# Data items:
──────────────────────────────
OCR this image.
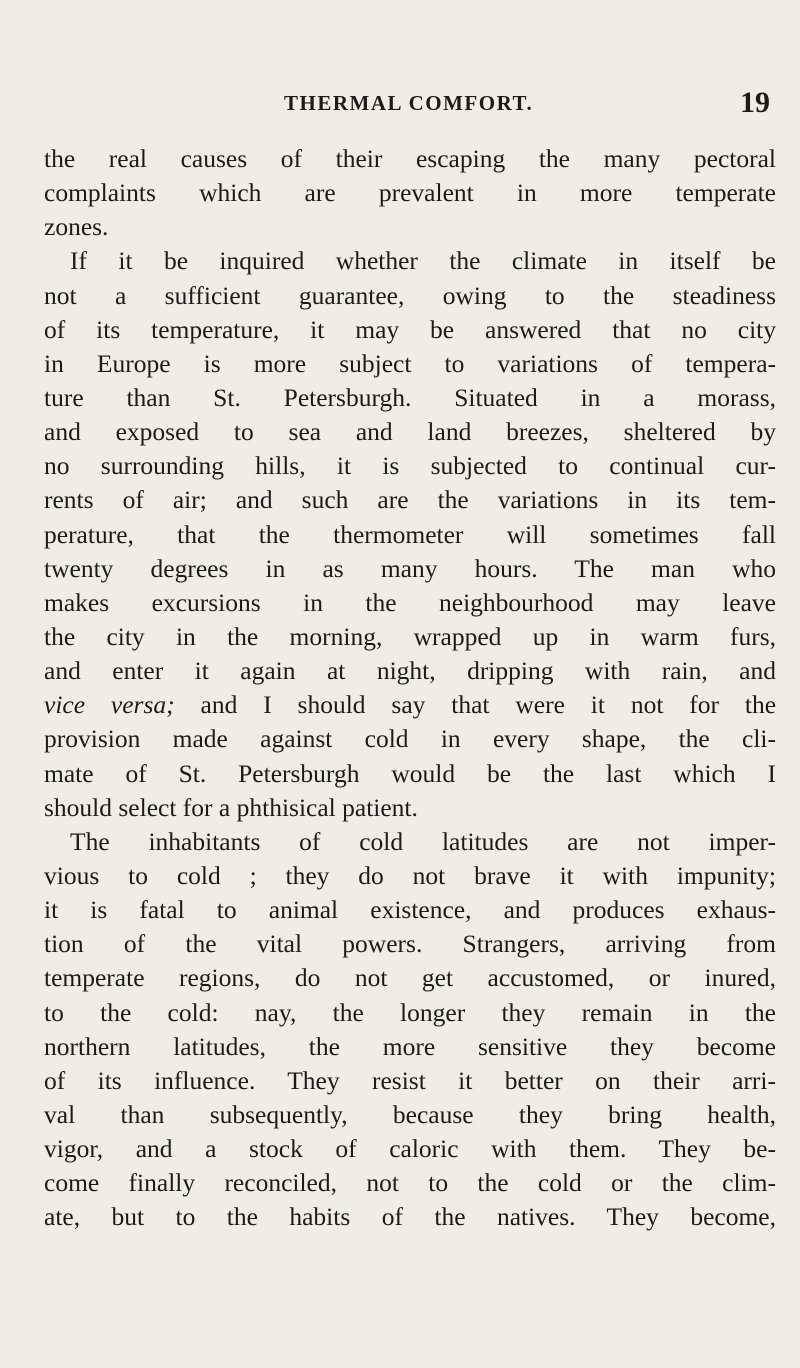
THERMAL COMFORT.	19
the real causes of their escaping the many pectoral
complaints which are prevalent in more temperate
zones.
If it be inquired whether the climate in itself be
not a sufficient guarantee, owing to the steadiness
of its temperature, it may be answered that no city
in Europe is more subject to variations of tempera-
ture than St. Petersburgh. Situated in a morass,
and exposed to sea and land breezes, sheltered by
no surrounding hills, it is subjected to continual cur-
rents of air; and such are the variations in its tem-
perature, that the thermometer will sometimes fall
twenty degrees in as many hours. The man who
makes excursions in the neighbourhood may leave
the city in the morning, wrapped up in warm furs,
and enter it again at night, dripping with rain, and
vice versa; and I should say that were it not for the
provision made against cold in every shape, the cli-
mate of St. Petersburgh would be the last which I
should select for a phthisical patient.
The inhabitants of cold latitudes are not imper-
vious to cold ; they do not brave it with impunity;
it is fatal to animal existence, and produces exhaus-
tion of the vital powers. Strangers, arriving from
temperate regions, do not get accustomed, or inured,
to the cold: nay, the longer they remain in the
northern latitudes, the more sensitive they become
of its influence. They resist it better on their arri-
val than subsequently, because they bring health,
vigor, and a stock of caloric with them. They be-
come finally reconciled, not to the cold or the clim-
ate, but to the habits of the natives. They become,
──────────────────────────────
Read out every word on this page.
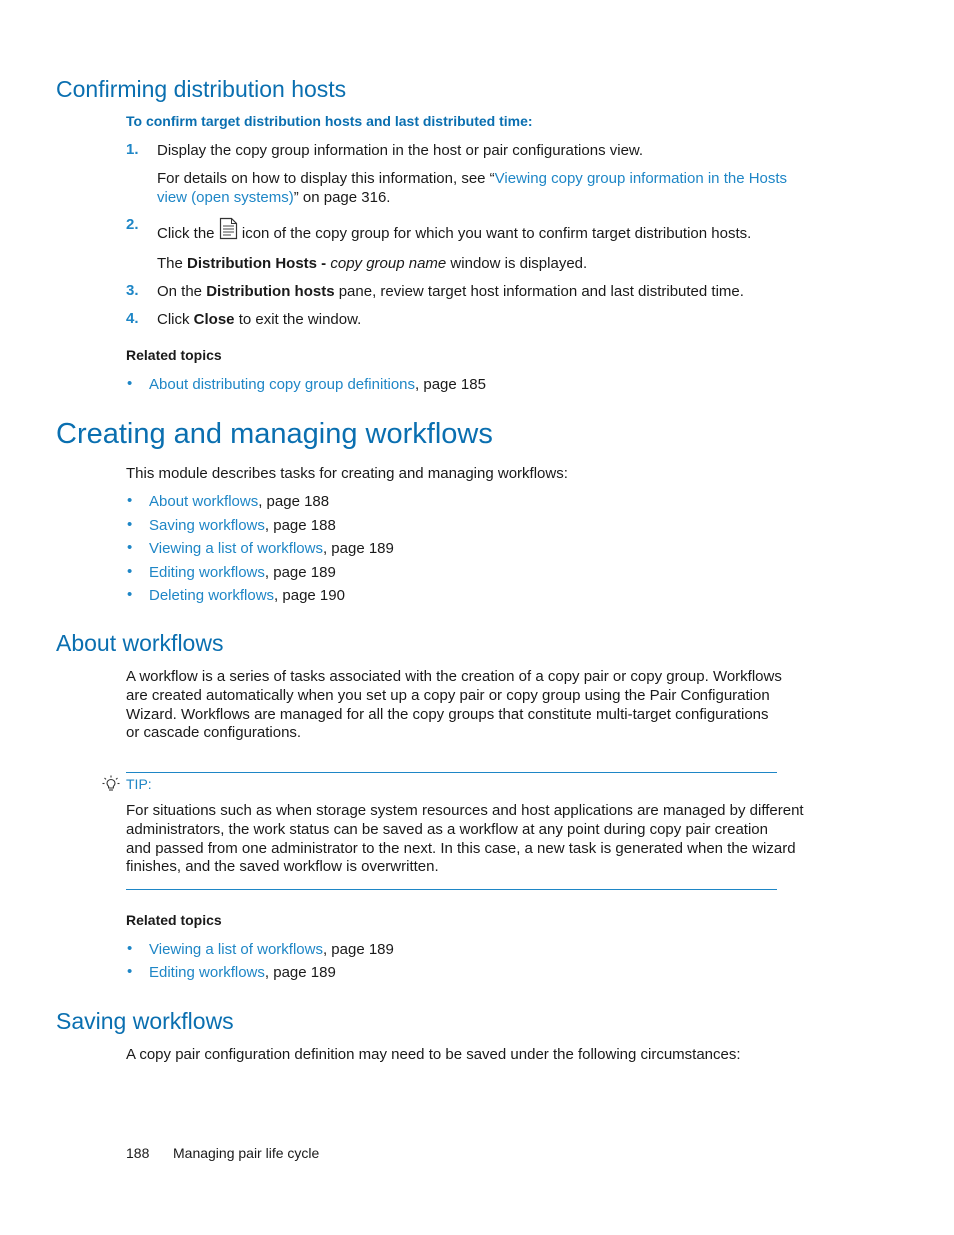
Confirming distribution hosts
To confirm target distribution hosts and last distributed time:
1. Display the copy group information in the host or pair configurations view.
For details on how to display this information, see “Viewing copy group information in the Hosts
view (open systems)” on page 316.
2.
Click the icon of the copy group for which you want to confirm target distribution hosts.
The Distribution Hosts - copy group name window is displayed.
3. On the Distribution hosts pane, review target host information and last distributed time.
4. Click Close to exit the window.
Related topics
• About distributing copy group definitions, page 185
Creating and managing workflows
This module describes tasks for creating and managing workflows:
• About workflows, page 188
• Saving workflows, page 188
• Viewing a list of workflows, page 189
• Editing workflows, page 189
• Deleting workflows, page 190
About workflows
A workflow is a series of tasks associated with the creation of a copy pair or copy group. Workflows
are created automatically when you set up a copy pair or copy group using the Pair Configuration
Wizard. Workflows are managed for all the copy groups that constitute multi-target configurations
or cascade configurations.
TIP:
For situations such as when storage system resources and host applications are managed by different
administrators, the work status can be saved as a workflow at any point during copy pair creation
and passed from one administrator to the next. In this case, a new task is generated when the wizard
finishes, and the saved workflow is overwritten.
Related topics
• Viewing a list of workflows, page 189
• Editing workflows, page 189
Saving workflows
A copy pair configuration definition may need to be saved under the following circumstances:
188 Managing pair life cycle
──────────────────────────────
# Set exercise:
Out of the material above, select every line that holds the string "become".

# Solution for this exercise:
northern latitudes, the more sensitive they become
ate, but to the habits of the natives. They become,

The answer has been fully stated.